Task statement:
The answer is one number: how many lines hold the string "закупки".

Supplied information:
___
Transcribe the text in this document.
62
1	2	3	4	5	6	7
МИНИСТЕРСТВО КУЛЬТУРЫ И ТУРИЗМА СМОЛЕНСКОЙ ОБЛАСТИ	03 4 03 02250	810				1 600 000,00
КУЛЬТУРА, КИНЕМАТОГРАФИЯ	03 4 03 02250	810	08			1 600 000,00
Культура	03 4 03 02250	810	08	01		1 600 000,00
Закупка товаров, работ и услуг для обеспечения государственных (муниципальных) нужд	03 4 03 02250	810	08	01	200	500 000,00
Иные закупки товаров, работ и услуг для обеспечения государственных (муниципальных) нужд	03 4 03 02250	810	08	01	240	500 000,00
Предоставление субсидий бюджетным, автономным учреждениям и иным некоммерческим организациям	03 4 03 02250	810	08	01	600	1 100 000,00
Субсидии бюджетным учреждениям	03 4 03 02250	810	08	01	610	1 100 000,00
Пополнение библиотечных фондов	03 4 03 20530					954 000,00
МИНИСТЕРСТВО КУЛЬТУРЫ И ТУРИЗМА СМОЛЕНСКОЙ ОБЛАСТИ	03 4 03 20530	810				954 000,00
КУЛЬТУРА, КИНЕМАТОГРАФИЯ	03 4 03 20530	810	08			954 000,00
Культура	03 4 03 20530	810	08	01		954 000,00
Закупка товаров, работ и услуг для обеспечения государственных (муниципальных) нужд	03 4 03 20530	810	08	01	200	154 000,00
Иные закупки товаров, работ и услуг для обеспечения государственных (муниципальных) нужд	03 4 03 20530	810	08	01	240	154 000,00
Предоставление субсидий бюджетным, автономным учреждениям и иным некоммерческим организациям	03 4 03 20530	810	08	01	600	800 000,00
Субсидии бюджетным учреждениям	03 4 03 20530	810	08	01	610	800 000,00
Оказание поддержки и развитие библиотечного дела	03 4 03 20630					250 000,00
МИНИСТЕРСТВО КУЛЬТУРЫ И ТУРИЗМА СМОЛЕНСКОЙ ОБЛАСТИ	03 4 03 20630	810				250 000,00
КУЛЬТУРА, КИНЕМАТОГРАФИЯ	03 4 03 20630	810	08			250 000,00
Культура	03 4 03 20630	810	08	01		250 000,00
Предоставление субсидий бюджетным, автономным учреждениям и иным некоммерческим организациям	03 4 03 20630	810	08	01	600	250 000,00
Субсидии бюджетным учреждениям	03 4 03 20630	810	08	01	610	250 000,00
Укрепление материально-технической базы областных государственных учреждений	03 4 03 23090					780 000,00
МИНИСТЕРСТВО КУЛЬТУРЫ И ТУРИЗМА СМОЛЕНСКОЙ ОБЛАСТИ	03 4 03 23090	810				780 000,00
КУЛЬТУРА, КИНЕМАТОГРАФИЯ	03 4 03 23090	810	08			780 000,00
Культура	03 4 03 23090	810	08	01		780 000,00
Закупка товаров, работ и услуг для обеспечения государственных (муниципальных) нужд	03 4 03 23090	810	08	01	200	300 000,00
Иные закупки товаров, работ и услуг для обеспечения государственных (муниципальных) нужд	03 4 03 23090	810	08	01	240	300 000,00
___
Solved problem:
3